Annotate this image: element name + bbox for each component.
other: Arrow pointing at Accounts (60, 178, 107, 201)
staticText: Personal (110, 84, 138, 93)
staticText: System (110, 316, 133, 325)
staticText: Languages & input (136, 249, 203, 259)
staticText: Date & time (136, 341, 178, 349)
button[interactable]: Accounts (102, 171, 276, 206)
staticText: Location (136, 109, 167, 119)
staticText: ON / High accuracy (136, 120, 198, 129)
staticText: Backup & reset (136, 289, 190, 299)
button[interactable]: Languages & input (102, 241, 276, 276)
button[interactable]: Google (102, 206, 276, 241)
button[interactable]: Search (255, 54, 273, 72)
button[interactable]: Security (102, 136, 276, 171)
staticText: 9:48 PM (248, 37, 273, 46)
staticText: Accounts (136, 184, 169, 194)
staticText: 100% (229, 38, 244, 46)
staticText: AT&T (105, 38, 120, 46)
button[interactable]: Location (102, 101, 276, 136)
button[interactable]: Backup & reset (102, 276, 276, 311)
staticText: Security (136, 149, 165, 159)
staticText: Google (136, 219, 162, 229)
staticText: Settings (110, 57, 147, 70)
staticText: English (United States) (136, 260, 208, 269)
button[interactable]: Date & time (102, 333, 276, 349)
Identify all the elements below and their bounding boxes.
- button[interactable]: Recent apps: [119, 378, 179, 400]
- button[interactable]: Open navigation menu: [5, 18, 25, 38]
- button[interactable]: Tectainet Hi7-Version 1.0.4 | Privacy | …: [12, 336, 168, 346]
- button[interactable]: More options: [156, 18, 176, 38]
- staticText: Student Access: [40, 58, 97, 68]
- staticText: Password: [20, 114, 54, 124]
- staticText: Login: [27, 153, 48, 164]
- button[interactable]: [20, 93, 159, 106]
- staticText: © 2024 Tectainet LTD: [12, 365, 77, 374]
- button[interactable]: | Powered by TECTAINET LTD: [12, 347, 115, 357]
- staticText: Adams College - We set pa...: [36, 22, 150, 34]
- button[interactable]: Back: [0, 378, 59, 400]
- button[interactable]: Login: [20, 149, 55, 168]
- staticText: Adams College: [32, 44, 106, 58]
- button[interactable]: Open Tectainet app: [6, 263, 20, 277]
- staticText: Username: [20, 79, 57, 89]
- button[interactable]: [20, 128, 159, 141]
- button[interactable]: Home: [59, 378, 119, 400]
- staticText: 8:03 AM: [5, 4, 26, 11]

**Required work:**
Please lay out the lines above as a JSON list of strings, one string per line, leaving out any blank lines.

**In response:**
[
  "Annotate this image: element name + bbox for each component.",
  "other: Arrow pointing at Accounts (60, 178, 107, 201)",
  "staticText: Personal (110, 84, 138, 93)",
  "staticText: System (110, 316, 133, 325)",
  "staticText: Languages & input (136, 249, 203, 259)",
  "staticText: Date & time (136, 341, 178, 349)",
  "button[interactable]: Accounts (102, 171, 276, 206)",
  "staticText: Location (136, 109, 167, 119)",
  "staticText: ON / High accuracy (136, 120, 198, 129)",
  "staticText: Backup & reset (136, 289, 190, 299)",
  "button[interactable]: Languages & input (102, 241, 276, 276)",
  "button[interactable]: Google (102, 206, 276, 241)",
  "button[interactable]: Search (255, 54, 273, 72)",
  "button[interactable]: Security (102, 136, 276, 171)",
  "staticText: 9:48 PM (248, 37, 273, 46)",
  "staticText: Accounts (136, 184, 169, 194)",
  "staticText: 100% (229, 38, 244, 46)",
  "staticText: AT&T (105, 38, 120, 46)",
  "button[interactable]: Location (102, 101, 276, 136)",
  "button[interactable]: Backup & reset (102, 276, 276, 311)",
  "staticText: Security (136, 149, 165, 159)",
  "staticText: Google (136, 219, 162, 229)",
  "staticText: Settings (110, 57, 147, 70)",
  "staticText: English (United States) (136, 260, 208, 269)",
  "button[interactable]: Date & time (102, 333, 276, 349)",
  "Identify all the elements below and their bounding boxes.",
  "- button[interactable]: Recent apps: [119, 378, 179, 400]",
  "- button[interactable]: Open navigation menu: [5, 18, 25, 38]",
  "- button[interactable]: Tectainet Hi7-Version 1.0.4 | Privacy | …: [12, 336, 168, 346]",
  "- button[interactable]: More options: [156, 18, 176, 38]",
  "- staticText: Student Access: [40, 58, 97, 68]",
  "- staticText: Password: [20, 114, 54, 124]",
  "- staticText: Login: [27, 153, 48, 164]",
  "- button[interactable]: [20, 93, 159, 106]",
  "- staticText: © 2024 Tectainet LTD: [12, 365, 77, 374]",
  "- button[interactable]: | Powered by TECTAINET LTD: [12, 347, 115, 357]",
  "- staticText: Adams College - We set pa...: [36, 22, 150, 34]",
  "- button[interactable]: Back: [0, 378, 59, 400]",
  "- button[interactable]: Login: [20, 149, 55, 168]",
  "- staticText: Adams College: [32, 44, 106, 58]",
  "- button[interactable]: Open Tectainet app: [6, 263, 20, 277]",
  "- staticText: Username: [20, 79, 57, 89]",
  "- button[interactable]: [20, 128, 159, 141]",
  "- button[interactable]: Home: [59, 378, 119, 400]",
  "- staticText: 8:03 AM: [5, 4, 26, 11]"
]